* **What the task asks**
Quote, word for word, the stretch of the tuberculosis passage from "Tuberculosis can be" through "are also needed.".

* **Excerpt to read**
################
A world free of TB is possible by 2045, new report says
Ahead of World TB Day on 24 March, The Lancet Commission on Tuberculosis has published findings that estimate the savings from averting a TB death are three times the costs and may be much greater in many countries.
Tuberculosis can be treated, prevented and cured, yet it kills 1.6 million people a year, more people than any other infectious disease, with drug-resistant forms of TB threatening control efforts in many parts of the world.
Despite existing treatments, global research investment must increase by four times to transform TB outcomes.
Even more funding could be necessary in countries with the highest burdens of the disease, including India, which had 421,000 deaths in 2017, Nigeria (155,000), Indonesia (116,000), South Africa (78,000) and Bangladesh (60,000).
Accountability mechanisms to ensure promises are kept, and targets are reached, are also needed.
“This report is optimistic about ending TB. However, there is no room for complacency in our work, and we must act quickly and strategically to save the next generation from TB,” says lead Commissioner Dr Eric Goosby, UN Special Envoy on Tuberculosis.
################
(Excerpts from a dataset)
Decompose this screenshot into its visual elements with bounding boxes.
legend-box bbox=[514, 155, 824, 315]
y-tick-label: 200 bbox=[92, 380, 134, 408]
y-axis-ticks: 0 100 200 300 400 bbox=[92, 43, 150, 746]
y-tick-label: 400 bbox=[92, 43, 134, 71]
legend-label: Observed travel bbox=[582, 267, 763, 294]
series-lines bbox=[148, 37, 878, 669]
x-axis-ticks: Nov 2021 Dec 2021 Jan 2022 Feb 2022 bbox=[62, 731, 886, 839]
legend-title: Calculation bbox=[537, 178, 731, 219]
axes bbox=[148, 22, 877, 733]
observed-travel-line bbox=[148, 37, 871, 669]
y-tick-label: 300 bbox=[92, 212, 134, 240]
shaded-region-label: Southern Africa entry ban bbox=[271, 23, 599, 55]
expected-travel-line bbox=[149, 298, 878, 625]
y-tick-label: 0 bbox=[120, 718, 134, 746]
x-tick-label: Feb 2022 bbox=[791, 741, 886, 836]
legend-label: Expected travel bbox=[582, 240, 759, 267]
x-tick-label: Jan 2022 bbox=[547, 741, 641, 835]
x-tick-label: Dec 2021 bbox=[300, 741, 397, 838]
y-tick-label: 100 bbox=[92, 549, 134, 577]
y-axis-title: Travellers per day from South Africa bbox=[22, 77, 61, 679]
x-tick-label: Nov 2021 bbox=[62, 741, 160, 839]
################
* **Answer section**
Tuberculosis can be treated, prevented and cured, yet it kills 1.6 million people a year, more people than any other infectious disease, with drug-resistant forms of TB threatening control efforts in many parts of the world.
Despite existing treatments, global research investment must increase by four times to transform TB outcomes.
Even more funding could be necessary in countries with the highest burdens of the disease, including India, which had 421,000 deaths in 2017, Nigeria (155,000), Indonesia (116,000), South Africa (78,000) and Bangladesh (60,000).
Accountability mechanisms to ensure promises are kept, and targets are reached, are also needed.